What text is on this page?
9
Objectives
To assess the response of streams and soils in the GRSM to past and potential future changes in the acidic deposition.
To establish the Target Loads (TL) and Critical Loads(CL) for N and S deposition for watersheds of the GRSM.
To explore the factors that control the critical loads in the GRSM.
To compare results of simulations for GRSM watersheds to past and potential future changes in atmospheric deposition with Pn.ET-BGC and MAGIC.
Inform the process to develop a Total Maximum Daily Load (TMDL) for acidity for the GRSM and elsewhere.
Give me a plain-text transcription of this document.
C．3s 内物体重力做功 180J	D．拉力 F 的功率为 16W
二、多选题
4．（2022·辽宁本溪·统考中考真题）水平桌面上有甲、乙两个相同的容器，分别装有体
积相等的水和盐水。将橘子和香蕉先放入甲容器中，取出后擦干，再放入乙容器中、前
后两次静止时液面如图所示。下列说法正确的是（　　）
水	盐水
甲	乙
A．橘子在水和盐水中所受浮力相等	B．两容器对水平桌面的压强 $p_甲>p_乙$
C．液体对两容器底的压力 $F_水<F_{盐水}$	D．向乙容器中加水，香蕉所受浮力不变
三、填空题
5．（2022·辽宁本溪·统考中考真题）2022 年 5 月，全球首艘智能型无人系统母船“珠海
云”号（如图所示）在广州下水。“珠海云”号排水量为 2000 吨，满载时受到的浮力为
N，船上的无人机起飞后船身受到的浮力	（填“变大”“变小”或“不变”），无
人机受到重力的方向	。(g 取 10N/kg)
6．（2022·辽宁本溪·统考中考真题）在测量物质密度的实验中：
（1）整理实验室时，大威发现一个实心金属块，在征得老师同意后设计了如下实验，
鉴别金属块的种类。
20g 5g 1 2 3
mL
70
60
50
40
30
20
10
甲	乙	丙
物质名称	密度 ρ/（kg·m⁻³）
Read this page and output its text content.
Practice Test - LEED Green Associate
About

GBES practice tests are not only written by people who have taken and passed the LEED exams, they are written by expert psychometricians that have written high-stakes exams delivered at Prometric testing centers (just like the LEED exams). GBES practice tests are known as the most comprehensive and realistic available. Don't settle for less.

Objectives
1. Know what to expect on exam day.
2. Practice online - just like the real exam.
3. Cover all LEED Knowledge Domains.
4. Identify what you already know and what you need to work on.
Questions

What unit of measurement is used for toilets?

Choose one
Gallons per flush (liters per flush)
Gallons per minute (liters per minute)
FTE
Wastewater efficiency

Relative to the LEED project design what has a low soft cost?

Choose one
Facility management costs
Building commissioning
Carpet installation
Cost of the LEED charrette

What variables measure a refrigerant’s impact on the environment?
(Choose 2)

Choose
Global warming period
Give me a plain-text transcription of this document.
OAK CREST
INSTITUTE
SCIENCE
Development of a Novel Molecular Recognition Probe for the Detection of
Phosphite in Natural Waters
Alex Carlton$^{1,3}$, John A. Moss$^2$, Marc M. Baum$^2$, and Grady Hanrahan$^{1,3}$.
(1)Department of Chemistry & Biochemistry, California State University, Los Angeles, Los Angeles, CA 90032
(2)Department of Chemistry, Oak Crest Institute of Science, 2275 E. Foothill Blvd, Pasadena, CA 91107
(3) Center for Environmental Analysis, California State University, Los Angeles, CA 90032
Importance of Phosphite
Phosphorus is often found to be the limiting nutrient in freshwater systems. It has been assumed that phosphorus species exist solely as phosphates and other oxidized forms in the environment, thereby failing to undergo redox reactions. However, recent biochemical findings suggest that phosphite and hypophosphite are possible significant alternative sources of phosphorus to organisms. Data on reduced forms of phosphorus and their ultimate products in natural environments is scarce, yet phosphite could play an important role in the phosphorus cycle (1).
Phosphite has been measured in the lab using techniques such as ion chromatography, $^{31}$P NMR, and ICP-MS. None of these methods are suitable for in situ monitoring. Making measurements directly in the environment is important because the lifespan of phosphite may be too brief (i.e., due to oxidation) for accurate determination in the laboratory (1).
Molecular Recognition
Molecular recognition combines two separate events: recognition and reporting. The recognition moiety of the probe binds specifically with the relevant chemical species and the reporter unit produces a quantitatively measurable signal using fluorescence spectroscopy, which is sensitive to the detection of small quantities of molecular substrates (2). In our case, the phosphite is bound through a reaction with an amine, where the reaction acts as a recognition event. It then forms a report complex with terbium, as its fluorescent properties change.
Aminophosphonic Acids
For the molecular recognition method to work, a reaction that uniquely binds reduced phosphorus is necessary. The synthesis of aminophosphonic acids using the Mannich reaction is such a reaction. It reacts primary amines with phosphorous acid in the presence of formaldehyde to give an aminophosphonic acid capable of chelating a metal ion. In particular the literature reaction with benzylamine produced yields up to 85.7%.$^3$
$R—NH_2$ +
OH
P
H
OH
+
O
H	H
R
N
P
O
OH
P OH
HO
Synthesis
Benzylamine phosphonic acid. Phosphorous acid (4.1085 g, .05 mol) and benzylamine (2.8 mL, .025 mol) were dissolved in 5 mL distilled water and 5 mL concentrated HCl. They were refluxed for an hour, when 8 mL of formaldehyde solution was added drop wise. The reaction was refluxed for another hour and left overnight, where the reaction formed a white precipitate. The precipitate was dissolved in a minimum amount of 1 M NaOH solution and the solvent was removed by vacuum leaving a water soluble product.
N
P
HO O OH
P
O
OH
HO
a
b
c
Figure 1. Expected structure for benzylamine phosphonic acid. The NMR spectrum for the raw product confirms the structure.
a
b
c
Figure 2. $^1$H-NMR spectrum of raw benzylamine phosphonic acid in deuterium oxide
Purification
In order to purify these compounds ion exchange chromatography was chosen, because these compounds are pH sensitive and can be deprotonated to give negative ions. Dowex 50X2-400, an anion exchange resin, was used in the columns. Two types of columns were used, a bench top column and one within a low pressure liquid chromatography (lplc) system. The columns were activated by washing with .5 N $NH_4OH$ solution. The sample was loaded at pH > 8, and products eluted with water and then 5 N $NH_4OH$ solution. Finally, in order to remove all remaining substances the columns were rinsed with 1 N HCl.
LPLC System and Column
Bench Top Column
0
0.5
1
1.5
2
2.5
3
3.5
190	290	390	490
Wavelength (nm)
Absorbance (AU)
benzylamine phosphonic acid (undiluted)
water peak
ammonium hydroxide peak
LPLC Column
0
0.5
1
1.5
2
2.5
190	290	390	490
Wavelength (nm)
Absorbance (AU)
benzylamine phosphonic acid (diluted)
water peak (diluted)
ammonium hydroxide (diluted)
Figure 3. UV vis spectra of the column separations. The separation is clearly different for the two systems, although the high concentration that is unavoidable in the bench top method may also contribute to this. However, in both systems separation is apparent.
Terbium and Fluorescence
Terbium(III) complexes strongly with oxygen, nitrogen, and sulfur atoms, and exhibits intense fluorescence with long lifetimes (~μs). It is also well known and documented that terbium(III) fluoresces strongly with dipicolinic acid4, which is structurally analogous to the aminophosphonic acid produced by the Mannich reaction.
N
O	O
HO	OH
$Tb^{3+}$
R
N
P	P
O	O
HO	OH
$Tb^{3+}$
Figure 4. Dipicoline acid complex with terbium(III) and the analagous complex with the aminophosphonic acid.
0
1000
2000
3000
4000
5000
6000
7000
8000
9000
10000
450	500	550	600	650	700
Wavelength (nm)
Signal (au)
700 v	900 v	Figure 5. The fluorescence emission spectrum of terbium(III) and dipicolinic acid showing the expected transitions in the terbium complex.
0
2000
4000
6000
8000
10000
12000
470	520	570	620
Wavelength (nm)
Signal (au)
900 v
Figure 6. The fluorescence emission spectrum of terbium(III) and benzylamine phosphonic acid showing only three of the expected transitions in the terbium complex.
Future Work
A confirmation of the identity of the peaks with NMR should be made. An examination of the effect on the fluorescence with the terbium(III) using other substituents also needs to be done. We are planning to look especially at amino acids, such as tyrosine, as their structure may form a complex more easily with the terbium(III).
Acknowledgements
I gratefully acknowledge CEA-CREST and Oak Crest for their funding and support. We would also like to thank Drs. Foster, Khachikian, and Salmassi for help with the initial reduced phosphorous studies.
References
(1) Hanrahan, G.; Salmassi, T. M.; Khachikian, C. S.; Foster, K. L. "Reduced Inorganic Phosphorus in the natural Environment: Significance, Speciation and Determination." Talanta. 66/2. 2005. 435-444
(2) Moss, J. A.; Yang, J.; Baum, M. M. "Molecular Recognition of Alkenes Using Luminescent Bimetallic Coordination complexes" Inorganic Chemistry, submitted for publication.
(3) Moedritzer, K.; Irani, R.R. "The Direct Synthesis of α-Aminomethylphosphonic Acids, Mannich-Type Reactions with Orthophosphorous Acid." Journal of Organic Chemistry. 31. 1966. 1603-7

··········

The task: Count each line where the string "page" occurs, and write only the number.

Full solution: 2